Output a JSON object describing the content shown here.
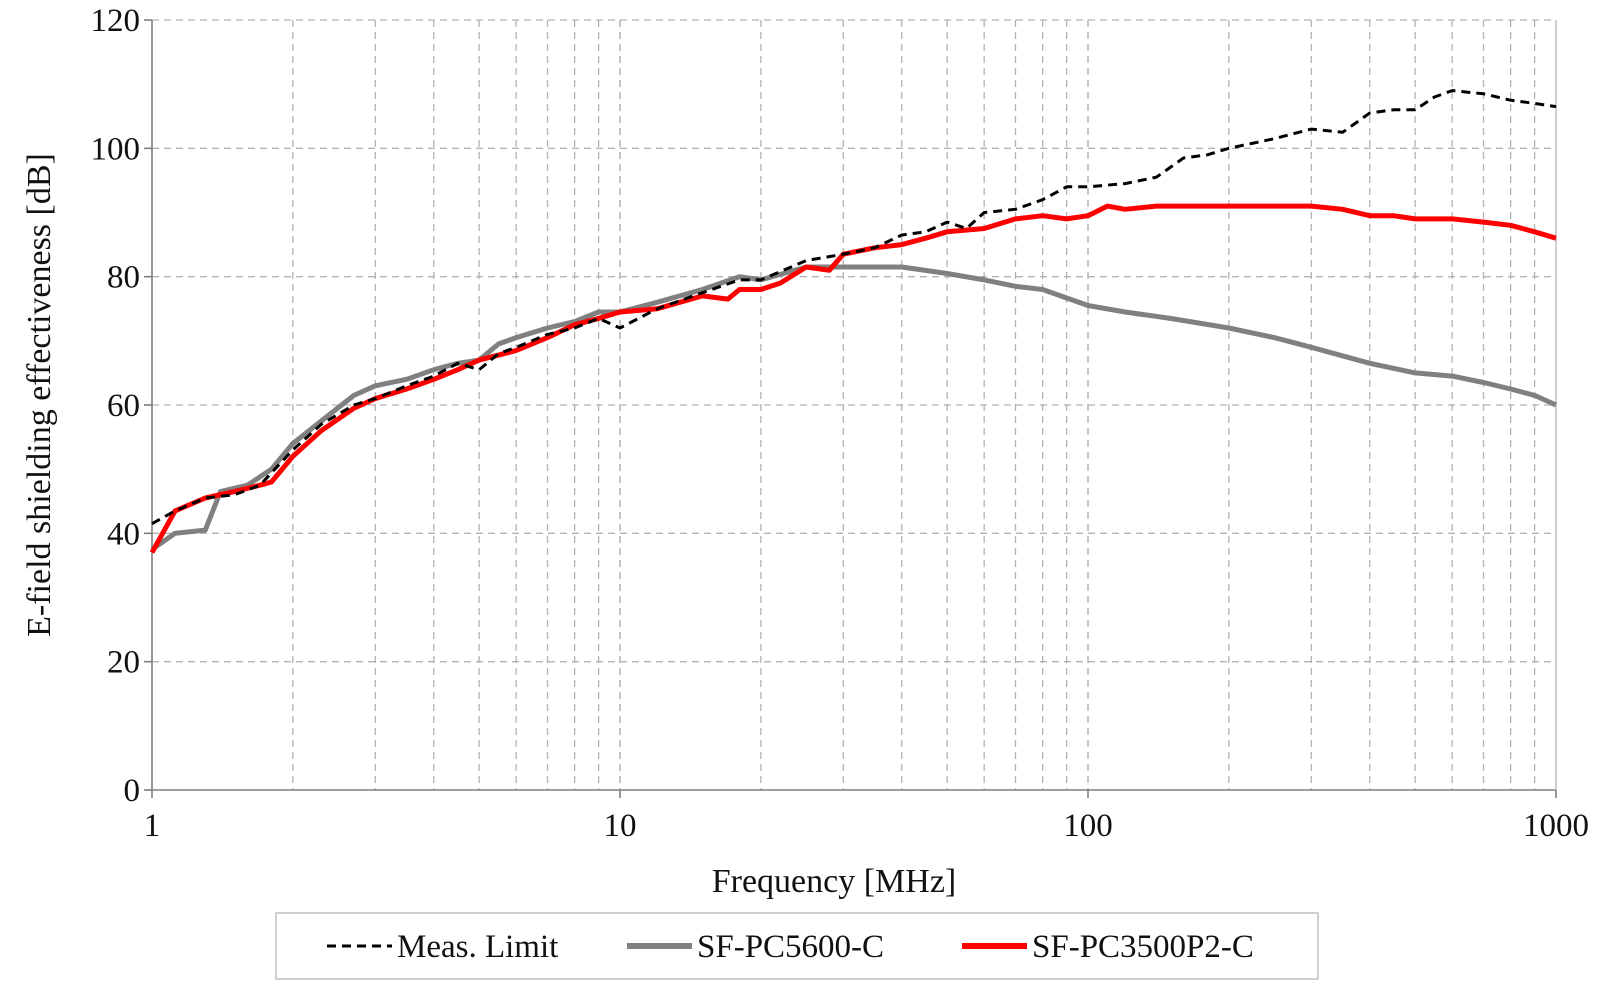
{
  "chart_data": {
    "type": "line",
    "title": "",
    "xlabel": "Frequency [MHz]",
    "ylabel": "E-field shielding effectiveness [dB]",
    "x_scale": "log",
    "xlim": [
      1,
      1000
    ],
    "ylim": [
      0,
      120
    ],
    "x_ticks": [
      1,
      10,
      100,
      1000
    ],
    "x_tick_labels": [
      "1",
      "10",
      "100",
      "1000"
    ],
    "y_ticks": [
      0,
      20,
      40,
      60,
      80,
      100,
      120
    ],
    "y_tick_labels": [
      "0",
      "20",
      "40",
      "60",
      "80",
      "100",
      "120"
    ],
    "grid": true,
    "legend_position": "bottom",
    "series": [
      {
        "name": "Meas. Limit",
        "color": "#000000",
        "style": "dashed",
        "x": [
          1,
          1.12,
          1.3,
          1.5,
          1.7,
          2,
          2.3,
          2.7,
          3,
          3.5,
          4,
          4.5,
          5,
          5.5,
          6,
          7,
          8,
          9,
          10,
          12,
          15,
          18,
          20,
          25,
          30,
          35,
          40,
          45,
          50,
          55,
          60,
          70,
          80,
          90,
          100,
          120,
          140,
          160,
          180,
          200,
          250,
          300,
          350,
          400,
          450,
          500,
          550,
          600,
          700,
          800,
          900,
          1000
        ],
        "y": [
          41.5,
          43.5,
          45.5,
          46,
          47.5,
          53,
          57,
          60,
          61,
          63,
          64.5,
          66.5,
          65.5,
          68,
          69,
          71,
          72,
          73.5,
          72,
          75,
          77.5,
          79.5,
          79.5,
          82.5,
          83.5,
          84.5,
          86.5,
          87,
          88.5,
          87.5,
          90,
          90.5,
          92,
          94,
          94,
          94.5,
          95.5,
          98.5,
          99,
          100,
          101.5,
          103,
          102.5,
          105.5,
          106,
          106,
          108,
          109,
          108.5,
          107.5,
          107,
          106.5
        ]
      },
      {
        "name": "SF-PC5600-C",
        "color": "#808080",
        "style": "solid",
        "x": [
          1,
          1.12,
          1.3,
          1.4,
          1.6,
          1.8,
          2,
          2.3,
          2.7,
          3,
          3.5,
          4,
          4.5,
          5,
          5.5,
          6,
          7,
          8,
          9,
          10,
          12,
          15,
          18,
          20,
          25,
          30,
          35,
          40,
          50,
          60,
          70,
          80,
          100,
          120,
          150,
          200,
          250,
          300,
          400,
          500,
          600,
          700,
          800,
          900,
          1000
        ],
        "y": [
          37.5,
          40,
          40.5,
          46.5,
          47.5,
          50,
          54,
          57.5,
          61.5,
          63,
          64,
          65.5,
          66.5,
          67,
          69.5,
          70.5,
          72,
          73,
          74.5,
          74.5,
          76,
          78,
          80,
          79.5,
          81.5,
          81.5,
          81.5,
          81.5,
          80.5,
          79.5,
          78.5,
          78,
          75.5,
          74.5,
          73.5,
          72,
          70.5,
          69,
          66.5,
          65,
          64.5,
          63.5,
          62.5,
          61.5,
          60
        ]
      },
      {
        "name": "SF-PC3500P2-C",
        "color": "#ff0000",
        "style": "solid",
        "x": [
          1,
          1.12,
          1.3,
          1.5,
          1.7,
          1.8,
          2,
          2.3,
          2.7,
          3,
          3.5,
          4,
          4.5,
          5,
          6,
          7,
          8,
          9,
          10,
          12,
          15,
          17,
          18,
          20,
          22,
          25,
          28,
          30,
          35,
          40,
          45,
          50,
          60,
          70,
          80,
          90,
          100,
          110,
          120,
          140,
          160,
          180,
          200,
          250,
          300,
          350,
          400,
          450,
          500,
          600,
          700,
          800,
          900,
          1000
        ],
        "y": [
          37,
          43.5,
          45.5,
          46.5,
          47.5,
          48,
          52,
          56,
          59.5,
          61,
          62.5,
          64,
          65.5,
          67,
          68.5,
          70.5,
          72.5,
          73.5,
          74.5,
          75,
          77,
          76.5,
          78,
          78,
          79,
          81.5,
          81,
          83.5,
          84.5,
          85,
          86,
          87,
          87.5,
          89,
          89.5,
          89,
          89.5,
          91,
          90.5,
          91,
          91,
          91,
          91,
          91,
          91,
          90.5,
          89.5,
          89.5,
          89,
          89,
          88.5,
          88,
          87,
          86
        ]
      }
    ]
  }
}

= = = = = = =

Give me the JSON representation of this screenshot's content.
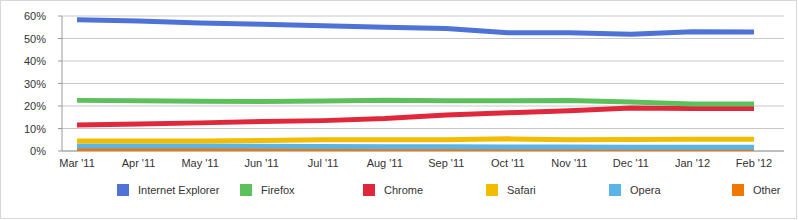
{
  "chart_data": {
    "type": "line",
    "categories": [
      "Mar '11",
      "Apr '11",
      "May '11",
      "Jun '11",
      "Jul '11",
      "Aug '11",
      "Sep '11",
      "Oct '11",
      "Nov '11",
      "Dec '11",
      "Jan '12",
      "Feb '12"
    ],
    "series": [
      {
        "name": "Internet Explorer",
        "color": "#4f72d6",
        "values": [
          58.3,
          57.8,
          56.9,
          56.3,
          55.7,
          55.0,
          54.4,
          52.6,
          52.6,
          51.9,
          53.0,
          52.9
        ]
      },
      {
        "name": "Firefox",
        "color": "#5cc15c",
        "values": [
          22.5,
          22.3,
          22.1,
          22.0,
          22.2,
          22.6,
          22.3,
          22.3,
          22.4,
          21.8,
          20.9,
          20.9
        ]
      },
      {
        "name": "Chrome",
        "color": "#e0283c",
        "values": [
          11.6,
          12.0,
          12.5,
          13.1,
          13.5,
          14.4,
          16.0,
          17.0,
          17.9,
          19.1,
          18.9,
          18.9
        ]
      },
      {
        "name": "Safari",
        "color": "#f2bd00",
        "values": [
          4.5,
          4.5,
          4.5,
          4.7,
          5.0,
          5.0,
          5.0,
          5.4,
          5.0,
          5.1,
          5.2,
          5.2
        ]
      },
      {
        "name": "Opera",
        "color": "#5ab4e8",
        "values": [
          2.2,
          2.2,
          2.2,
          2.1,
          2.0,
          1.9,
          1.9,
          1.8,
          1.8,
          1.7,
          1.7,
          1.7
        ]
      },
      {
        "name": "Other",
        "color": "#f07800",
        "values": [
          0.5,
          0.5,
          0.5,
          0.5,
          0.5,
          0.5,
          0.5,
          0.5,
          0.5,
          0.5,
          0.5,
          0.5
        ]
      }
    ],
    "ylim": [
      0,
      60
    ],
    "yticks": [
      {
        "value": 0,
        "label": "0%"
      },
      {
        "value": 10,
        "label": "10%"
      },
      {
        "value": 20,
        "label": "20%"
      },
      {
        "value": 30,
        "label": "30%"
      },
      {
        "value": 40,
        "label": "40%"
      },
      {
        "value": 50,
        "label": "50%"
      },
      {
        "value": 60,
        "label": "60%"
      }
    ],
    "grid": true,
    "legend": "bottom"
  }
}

= = = = = = =

**TASK DIRECTIONS**
Looking at the data above, how many lines hold the word "bottom"? Respond with the number alone.

**ANSWER TO THE TASK**
2